— Directive —
Pick out the lines below that contain the string "default" and copy them all.
====================
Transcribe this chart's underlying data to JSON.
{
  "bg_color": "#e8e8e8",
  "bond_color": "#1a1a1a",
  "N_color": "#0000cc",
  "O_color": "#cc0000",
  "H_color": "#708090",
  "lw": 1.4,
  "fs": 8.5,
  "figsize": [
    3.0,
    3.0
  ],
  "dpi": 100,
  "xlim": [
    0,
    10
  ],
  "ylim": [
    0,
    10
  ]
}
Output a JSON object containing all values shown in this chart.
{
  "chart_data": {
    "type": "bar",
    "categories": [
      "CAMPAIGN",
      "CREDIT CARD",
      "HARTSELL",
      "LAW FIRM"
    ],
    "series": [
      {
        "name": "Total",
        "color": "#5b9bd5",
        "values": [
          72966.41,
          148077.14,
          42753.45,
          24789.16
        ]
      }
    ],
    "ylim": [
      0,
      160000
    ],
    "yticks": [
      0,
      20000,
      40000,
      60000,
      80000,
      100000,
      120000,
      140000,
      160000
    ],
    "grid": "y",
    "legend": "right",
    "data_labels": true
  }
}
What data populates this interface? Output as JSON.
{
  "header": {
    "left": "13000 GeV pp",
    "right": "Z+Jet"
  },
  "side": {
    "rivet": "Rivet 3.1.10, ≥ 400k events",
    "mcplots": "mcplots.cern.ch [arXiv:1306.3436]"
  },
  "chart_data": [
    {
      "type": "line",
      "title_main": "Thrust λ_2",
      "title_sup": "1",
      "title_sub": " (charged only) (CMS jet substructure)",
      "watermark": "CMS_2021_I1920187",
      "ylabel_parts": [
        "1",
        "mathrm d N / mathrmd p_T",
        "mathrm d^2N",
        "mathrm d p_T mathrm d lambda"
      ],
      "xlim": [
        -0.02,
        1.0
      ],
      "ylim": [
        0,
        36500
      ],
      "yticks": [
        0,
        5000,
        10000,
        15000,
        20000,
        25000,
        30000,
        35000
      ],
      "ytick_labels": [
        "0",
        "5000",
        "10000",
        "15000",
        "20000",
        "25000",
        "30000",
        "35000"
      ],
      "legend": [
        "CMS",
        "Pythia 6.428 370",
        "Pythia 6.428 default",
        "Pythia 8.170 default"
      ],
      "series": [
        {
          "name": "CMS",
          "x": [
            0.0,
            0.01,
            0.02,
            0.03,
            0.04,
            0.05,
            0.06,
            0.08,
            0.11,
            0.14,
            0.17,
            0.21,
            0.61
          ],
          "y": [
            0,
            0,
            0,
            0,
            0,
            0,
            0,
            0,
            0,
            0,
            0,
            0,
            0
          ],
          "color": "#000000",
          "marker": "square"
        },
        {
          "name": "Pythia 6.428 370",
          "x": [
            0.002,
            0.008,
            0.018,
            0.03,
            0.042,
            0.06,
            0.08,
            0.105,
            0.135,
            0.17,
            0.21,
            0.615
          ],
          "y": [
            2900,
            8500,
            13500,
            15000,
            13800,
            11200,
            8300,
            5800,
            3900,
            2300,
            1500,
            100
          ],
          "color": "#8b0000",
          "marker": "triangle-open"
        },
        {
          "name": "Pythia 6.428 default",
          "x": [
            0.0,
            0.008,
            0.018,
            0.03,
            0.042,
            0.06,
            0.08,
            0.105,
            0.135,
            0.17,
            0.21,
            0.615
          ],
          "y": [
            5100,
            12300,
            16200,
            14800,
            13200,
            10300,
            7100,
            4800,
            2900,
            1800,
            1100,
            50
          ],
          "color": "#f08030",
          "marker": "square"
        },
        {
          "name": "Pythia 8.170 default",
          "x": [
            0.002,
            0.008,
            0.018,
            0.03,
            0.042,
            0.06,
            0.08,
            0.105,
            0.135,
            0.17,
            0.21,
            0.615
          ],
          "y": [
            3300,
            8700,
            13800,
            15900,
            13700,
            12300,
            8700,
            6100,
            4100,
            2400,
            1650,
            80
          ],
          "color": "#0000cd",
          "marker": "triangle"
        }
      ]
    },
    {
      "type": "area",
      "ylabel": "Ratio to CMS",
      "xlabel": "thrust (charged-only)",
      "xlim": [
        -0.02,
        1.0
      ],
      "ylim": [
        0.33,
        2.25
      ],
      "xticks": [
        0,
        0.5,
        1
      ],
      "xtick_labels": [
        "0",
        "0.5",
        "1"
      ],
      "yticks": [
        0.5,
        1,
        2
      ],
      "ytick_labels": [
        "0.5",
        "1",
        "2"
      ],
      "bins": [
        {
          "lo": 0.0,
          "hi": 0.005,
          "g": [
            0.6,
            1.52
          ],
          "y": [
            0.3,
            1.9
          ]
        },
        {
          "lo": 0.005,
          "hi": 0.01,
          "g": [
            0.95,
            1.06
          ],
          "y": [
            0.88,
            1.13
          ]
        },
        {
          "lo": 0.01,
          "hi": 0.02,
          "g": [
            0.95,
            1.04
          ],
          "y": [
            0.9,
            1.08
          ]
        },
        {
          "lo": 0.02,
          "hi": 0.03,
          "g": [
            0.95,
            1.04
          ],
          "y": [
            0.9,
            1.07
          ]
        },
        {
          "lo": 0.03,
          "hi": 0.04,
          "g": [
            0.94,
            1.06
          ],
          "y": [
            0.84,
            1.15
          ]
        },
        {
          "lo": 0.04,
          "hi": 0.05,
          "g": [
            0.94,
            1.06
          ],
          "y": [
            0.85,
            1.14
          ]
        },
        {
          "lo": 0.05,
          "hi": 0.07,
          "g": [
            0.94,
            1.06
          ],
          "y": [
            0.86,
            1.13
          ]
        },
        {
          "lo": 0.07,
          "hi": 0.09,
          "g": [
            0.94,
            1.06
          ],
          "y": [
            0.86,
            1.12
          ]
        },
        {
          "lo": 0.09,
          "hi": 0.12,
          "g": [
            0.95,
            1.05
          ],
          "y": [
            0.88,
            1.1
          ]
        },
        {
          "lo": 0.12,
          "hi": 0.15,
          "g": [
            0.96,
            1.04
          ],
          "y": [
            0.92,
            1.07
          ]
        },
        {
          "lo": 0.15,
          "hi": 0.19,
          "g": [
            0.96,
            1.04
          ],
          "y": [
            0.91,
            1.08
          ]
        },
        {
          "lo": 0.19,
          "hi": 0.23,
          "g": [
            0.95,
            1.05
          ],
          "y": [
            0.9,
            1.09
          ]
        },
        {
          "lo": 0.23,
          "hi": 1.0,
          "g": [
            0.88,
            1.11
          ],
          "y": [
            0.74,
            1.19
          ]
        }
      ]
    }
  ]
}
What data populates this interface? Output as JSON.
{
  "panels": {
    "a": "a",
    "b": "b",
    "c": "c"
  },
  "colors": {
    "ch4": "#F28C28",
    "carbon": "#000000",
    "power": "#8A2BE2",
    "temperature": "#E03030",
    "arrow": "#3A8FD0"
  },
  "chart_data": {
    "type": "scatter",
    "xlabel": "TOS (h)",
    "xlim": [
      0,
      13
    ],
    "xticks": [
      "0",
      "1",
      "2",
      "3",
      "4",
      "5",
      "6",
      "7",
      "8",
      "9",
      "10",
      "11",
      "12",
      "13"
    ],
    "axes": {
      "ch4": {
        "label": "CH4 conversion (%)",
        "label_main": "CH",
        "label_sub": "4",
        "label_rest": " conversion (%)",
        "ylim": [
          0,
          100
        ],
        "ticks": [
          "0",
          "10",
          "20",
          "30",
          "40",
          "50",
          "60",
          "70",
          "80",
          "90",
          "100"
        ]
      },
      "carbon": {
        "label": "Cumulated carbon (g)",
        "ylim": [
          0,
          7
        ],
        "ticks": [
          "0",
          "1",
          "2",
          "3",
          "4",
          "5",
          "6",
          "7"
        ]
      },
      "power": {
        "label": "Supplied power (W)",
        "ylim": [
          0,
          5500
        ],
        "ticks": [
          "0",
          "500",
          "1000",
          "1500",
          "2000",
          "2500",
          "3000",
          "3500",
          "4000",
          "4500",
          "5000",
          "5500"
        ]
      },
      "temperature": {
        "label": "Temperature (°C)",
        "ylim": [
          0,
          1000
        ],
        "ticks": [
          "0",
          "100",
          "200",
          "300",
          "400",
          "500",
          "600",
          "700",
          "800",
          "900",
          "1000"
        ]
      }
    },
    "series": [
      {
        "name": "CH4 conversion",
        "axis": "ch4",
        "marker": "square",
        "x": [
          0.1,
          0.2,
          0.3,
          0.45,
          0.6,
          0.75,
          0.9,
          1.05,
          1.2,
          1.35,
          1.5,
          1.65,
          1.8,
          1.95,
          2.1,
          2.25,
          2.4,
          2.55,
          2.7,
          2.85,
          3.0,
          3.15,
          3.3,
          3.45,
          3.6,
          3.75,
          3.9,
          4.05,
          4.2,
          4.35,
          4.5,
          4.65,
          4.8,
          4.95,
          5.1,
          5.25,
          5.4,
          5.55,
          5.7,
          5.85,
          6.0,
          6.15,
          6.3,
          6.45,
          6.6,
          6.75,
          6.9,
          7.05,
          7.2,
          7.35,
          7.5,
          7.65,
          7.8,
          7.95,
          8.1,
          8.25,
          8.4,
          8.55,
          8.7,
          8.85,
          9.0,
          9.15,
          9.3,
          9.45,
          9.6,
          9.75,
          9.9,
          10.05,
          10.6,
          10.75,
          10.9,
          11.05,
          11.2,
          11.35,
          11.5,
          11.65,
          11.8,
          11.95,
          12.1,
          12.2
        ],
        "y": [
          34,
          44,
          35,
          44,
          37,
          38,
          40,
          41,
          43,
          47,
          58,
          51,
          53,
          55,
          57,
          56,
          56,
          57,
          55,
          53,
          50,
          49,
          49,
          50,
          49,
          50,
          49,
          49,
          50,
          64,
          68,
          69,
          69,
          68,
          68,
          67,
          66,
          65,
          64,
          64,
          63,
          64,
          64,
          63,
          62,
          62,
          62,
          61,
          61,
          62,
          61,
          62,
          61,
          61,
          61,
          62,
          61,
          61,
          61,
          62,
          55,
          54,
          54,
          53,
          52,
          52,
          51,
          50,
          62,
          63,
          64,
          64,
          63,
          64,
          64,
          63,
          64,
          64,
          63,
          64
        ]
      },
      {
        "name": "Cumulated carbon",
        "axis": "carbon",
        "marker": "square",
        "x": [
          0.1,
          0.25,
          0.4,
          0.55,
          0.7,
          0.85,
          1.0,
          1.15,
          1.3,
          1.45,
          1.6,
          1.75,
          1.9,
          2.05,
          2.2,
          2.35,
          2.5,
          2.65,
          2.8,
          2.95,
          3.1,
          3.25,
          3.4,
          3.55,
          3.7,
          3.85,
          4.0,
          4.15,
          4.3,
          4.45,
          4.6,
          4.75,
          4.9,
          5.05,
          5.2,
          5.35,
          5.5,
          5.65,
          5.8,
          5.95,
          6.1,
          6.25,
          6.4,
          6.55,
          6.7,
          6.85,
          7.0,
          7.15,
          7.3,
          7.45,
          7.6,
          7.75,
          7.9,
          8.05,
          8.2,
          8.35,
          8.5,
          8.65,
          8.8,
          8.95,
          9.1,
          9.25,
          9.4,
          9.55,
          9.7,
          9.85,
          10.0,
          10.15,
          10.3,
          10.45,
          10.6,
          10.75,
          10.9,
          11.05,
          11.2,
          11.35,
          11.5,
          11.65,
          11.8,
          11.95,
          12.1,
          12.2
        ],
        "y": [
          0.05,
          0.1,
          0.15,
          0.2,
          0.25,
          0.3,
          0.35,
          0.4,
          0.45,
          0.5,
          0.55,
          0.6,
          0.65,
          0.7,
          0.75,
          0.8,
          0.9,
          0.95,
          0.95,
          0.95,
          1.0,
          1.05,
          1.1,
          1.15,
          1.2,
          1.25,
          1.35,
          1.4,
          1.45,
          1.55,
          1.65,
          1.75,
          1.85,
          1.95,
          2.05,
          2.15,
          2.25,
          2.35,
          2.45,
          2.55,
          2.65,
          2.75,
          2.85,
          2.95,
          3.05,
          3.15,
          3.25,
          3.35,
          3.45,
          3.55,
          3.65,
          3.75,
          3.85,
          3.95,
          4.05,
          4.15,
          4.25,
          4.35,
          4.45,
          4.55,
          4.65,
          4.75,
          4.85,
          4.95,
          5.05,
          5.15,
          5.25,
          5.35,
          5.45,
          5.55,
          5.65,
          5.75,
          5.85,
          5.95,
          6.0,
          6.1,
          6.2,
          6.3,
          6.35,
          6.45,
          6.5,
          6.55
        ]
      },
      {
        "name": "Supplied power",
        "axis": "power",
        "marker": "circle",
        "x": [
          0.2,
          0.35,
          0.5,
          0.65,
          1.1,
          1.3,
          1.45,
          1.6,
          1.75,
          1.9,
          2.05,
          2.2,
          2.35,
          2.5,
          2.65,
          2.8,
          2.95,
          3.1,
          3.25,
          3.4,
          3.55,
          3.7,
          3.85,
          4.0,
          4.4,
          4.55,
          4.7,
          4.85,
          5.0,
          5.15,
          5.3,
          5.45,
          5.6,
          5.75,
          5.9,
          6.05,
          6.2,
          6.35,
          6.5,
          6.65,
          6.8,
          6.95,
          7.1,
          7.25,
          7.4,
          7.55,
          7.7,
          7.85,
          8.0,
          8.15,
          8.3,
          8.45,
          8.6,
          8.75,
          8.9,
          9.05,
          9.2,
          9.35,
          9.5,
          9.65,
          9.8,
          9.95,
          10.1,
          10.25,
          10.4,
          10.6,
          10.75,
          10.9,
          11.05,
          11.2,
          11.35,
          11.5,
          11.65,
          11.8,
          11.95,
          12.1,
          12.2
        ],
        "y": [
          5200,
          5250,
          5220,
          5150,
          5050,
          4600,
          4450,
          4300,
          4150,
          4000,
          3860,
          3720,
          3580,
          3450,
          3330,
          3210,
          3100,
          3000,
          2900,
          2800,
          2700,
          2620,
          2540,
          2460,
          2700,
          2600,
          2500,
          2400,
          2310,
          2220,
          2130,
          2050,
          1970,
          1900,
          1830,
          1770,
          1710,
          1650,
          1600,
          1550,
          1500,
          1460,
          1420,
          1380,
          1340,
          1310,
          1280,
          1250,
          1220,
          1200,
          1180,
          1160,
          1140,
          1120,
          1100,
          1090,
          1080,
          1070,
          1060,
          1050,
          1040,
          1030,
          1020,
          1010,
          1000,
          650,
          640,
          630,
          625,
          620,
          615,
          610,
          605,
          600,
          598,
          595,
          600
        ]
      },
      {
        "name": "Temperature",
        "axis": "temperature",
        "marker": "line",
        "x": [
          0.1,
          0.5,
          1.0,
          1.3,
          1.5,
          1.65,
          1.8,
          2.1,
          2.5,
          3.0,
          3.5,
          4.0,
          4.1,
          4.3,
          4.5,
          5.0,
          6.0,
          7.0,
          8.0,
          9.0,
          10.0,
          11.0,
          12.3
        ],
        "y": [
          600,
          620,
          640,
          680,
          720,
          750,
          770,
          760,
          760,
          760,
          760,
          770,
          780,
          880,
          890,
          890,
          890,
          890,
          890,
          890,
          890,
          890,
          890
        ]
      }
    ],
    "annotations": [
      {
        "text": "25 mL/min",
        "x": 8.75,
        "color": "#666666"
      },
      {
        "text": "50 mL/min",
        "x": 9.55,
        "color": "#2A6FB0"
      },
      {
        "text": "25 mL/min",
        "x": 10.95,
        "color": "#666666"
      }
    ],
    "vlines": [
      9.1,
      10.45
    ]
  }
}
====================
— Exercise response —
        "Pythia 6.428 default",
        "Pythia 8.170 default"
          "name": "Pythia 6.428 default",
          "name": "Pythia 8.170 default",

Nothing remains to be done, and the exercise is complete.